_SET EXERCISE_. Show every line below where "options" can be found.

_INPUT ROWS_.
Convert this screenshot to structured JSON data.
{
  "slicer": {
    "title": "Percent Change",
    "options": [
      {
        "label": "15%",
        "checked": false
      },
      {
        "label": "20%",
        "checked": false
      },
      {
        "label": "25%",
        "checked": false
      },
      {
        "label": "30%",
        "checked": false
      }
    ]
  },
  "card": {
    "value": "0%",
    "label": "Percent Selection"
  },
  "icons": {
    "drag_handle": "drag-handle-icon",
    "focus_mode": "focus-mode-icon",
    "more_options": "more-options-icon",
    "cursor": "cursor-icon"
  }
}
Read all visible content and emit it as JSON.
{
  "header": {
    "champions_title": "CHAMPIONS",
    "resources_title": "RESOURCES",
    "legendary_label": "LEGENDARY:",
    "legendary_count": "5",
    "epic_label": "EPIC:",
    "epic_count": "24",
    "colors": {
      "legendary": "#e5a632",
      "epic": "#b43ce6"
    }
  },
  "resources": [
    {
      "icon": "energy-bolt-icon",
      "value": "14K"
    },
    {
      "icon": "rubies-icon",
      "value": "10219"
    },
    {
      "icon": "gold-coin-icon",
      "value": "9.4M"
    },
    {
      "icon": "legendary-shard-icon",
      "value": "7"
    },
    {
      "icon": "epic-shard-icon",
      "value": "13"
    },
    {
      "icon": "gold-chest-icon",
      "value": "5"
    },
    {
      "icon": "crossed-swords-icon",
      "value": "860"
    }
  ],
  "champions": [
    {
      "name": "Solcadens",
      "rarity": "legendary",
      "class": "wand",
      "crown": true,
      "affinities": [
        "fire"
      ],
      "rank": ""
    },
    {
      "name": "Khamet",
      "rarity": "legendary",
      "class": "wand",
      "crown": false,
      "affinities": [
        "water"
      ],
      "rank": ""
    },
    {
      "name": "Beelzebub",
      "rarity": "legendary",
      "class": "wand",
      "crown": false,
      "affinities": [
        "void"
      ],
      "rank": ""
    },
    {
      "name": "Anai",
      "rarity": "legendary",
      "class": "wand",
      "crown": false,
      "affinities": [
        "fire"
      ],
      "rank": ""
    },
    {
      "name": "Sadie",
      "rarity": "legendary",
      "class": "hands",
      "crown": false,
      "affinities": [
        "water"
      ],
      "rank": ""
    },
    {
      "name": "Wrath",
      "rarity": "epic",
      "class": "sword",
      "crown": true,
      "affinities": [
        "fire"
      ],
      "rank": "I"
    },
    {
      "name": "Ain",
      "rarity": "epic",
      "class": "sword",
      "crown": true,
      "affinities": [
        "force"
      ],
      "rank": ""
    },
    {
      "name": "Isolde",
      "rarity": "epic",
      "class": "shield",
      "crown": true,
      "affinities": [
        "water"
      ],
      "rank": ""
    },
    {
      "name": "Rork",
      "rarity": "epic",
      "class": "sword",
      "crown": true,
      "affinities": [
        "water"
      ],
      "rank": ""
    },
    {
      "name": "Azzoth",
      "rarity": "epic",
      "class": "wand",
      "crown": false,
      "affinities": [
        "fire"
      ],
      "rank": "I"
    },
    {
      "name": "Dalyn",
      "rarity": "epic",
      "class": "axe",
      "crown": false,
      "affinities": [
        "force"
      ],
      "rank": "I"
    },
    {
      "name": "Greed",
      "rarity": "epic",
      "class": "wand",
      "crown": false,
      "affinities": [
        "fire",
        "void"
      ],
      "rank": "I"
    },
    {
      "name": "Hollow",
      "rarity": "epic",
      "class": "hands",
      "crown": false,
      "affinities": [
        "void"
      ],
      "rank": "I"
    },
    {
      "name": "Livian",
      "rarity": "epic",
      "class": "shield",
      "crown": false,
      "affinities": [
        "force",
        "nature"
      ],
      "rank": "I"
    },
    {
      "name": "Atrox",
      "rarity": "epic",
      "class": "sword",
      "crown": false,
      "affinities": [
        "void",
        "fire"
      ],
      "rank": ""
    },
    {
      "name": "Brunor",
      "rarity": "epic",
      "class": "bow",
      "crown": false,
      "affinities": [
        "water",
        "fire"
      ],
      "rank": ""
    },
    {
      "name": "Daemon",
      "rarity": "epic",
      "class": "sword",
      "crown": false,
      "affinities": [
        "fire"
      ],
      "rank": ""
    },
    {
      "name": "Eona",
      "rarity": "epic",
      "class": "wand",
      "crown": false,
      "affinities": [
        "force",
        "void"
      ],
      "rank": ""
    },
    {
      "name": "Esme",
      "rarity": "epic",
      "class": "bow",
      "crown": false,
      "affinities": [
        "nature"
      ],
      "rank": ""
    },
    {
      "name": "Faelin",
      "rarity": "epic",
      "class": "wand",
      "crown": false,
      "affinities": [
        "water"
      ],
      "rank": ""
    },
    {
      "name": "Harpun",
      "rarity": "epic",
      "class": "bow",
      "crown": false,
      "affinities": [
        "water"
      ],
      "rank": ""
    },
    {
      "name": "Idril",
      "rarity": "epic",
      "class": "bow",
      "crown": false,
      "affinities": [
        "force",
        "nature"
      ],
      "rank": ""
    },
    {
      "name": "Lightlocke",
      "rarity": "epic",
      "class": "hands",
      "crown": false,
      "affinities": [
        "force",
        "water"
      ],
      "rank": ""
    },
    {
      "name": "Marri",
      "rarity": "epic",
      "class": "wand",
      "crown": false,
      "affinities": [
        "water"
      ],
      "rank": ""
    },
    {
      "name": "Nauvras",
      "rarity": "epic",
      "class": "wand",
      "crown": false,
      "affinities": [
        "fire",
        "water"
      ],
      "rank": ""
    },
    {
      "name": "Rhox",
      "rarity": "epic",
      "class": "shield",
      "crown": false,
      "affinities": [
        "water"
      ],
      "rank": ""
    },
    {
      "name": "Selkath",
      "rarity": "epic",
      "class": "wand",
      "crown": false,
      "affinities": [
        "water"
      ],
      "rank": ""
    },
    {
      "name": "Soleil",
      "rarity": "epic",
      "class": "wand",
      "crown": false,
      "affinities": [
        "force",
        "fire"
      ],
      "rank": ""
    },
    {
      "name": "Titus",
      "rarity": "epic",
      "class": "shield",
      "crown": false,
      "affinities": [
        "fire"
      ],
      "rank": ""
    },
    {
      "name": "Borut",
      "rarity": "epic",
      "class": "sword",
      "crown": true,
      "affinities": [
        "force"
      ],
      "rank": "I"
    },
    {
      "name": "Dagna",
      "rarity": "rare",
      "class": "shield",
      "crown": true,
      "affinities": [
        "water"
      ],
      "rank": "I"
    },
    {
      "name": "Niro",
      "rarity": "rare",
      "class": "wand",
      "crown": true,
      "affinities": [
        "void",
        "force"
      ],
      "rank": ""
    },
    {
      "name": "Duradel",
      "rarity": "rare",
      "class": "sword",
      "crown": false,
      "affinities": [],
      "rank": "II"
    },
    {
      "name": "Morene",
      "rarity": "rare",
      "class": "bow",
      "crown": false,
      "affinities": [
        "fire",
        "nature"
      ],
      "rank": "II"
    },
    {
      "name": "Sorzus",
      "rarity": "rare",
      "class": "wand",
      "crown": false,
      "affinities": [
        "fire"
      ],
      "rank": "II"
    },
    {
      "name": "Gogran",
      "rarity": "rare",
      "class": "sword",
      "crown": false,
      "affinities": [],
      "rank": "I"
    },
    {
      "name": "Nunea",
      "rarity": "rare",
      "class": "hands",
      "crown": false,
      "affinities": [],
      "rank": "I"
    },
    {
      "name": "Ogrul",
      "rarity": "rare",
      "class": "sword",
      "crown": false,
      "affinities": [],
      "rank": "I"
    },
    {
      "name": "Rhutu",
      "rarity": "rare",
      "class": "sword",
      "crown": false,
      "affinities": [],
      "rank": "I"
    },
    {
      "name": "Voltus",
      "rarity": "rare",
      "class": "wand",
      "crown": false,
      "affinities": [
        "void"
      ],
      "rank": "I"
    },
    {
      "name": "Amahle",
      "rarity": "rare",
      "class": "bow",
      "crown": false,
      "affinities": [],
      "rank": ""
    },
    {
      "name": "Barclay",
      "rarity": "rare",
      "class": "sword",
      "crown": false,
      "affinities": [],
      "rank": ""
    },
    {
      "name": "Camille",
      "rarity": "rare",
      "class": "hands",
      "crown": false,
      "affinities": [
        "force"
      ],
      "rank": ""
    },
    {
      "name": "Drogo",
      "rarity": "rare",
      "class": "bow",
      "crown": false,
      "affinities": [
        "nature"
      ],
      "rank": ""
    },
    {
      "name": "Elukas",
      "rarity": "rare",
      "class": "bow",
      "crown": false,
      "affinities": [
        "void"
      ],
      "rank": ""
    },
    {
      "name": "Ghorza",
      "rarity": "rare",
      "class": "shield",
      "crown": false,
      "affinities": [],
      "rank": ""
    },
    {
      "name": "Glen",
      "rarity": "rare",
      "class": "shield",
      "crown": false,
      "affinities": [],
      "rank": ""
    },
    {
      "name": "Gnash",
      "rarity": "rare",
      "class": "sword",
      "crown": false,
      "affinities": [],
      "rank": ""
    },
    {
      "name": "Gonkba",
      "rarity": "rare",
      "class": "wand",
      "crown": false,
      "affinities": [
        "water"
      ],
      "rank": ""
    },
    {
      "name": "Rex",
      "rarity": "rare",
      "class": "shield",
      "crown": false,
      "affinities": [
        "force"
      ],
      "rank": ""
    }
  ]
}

_EXERCISE RESULT_.
    "options": [
    "more_options": "more-options-icon",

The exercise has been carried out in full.